● Exercise requirements
Reproduce the rows below word for word, starting with the row that contains "- year-label-2014: 2014: [74, 592, 134, 622]" and ending after the row that contains "- chart-title-main: IL", with both of those rows included.
- - -
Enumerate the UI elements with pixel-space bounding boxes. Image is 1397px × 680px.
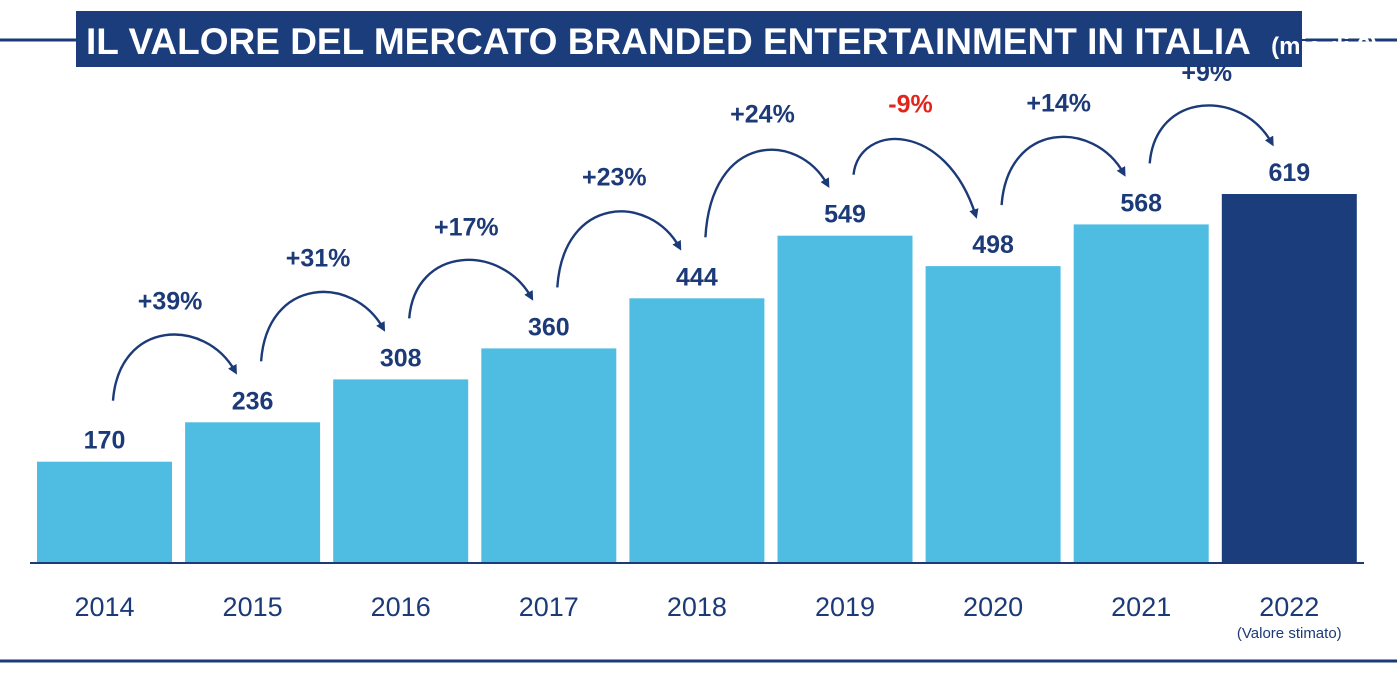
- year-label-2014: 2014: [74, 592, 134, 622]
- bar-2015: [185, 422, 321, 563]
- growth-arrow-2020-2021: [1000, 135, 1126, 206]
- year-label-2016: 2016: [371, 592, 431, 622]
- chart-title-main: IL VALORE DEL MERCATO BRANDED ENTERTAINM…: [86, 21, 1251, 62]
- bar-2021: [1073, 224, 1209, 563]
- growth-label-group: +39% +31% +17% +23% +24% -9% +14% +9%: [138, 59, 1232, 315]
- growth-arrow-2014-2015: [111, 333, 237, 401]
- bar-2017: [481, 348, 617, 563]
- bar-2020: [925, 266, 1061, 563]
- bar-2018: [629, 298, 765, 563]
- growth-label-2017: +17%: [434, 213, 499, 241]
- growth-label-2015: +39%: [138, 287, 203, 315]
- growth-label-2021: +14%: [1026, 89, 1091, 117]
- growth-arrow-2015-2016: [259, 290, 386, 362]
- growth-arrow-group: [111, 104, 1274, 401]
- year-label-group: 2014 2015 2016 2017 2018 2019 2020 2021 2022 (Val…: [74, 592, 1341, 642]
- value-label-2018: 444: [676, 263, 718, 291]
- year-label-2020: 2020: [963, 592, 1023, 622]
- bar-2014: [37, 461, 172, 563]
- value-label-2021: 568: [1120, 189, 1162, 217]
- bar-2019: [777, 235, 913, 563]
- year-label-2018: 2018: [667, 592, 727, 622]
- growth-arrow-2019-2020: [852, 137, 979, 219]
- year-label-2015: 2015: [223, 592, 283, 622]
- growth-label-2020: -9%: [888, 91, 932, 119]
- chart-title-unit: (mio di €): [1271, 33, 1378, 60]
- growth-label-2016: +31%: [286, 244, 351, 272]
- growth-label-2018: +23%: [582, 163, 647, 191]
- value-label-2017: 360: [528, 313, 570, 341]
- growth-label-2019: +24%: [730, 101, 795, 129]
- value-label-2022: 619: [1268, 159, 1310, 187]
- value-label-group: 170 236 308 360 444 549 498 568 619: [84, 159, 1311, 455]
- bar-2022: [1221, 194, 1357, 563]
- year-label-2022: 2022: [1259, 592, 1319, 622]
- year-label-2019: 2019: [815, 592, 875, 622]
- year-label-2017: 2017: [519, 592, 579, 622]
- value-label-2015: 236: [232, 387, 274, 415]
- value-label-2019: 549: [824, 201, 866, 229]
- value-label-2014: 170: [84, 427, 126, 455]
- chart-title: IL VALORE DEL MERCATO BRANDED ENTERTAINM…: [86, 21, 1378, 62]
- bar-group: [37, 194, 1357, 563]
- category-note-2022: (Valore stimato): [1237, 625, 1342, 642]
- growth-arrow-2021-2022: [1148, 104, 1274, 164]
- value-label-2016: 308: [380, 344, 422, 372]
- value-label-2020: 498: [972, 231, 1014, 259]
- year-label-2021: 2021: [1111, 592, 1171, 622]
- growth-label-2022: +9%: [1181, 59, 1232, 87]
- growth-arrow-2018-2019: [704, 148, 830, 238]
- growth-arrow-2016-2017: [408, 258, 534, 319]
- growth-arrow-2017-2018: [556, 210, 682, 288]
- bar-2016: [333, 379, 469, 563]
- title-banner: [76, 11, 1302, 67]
- - -
● Exercise output
- year-label-2014: 2014: [74, 592, 134, 622]
- bar-2015: [185, 422, 321, 563]
- growth-arrow-2020-2021: [1000, 135, 1126, 206]
- year-label-2016: 2016: [371, 592, 431, 622]
- chart-title-main: IL VALORE DEL MERCATO BRANDED ENTERTAINM…: [86, 21, 1251, 62]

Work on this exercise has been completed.